▶ _Exercise aim_
Please give the listing again, word for word, with nothing left out.

▶ _Extracted records_
══════════════════════════════

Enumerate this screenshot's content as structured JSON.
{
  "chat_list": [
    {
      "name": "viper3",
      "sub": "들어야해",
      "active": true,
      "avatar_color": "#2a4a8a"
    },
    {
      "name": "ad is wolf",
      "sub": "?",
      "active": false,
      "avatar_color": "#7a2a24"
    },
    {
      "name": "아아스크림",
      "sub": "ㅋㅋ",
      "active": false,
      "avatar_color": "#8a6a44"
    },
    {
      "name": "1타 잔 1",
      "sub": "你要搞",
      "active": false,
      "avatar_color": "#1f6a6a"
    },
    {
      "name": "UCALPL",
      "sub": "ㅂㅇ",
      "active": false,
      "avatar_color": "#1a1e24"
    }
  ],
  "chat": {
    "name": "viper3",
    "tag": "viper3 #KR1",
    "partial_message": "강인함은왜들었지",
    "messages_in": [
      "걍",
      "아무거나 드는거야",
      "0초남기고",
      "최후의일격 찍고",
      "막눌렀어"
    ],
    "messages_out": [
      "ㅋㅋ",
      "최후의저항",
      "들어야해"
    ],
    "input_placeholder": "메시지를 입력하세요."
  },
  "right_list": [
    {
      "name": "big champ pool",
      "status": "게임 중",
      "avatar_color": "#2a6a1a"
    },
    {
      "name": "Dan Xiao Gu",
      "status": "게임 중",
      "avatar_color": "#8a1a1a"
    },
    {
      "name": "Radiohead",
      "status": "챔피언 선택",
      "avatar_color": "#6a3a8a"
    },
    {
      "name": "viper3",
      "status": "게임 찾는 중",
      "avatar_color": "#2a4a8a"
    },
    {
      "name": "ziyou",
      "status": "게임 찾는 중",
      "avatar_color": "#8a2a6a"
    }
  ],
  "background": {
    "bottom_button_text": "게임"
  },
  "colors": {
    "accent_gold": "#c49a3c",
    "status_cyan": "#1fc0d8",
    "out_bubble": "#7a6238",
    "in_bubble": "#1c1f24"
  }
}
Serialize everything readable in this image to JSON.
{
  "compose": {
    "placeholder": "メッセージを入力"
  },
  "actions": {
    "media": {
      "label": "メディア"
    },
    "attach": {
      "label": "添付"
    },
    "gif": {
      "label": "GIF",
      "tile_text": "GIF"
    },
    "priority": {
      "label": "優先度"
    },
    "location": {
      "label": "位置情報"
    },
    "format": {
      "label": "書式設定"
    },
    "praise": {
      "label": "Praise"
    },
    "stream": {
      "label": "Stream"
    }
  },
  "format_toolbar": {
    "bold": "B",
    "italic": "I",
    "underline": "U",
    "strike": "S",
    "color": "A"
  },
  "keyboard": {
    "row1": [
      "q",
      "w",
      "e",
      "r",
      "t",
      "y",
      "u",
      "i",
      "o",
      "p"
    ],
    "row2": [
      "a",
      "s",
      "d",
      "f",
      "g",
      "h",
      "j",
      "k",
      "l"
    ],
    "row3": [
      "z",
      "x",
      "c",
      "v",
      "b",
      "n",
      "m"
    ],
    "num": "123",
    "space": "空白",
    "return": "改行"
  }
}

══════════════════════════════

▶ _The answer_
Enumerate this screenshot's content as structured JSON.
{
  "chat_list": [
    {
      "name": "viper3",
      "sub": "들어야해",
      "active": true,
      "avatar_color": "#2a4a8a"
    },
    {
      "name": "ad is wolf",
      "sub": "?",
      "active": false,
      "avatar_color": "#7a2a24"
    },
    {
      "name": "아아스크림",
      "sub": "ㅋㅋ",
      "active": false,
      "avatar_color": "#8a6a44"
    },
    {
      "name": "1타 잔 1",
      "sub": "你要搞",
      "active": false,
      "avatar_color": "#1f6a6a"
    },
    {
      "name": "UCALPL",
      "sub": "ㅂㅇ",
      "active": false,
      "avatar_color": "#1a1e24"
    }
  ],
  "chat": {
    "name": "viper3",
    "tag": "viper3 #KR1",
    "partial_message": "강인함은왜들었지",
    "messages_in": [
      "걍",
      "아무거나 드는거야",
      "0초남기고",
      "최후의일격 찍고",
      "막눌렀어"
    ],
    "messages_out": [
      "ㅋㅋ",
      "최후의저항",
      "들어야해"
    ],
    "input_placeholder": "메시지를 입력하세요."
  },
  "right_list": [
    {
      "name": "big champ pool",
      "status": "게임 중",
      "avatar_color": "#2a6a1a"
    },
    {
      "name": "Dan Xiao Gu",
      "status": "게임 중",
      "avatar_color": "#8a1a1a"
    },
    {
      "name": "Radiohead",
      "status": "챔피언 선택",
      "avatar_color": "#6a3a8a"
    },
    {
      "name": "viper3",
      "status": "게임 찾는 중",
      "avatar_color": "#2a4a8a"
    },
    {
      "name": "ziyou",
      "status": "게임 찾는 중",
      "avatar_color": "#8a2a6a"
    }
  ],
  "background": {
    "bottom_button_text": "게임"
  },
  "colors": {
    "accent_gold": "#c49a3c",
    "status_cyan": "#1fc0d8",
    "out_bubble": "#7a6238",
    "in_bubble": "#1c1f24"
  }
}
Serialize everything readable in this image to JSON.
{
  "compose": {
    "placeholder": "メッセージを入力"
  },
  "actions": {
    "media": {
      "label": "メディア"
    },
    "attach": {
      "label": "添付"
    },
    "gif": {
      "label": "GIF",
      "tile_text": "GIF"
    },
    "priority": {
      "label": "優先度"
    },
    "location": {
      "label": "位置情報"
    },
    "format": {
      "label": "書式設定"
    },
    "praise": {
      "label": "Praise"
    },
    "stream": {
      "label": "Stream"
    }
  },
  "format_toolbar": {
    "bold": "B",
    "italic": "I",
    "underline": "U",
    "strike": "S",
    "color": "A"
  },
  "keyboard": {
    "row1": [
      "q",
      "w",
      "e",
      "r",
      "t",
      "y",
      "u",
      "i",
      "o",
      "p"
    ],
    "row2": [
      "a",
      "s",
      "d",
      "f",
      "g",
      "h",
      "j",
      "k",
      "l"
    ],
    "row3": [
      "z",
      "x",
      "c",
      "v",
      "b",
      "n",
      "m"
    ],
    "num": "123",
    "space": "空白",
    "return": "改行"
  }
}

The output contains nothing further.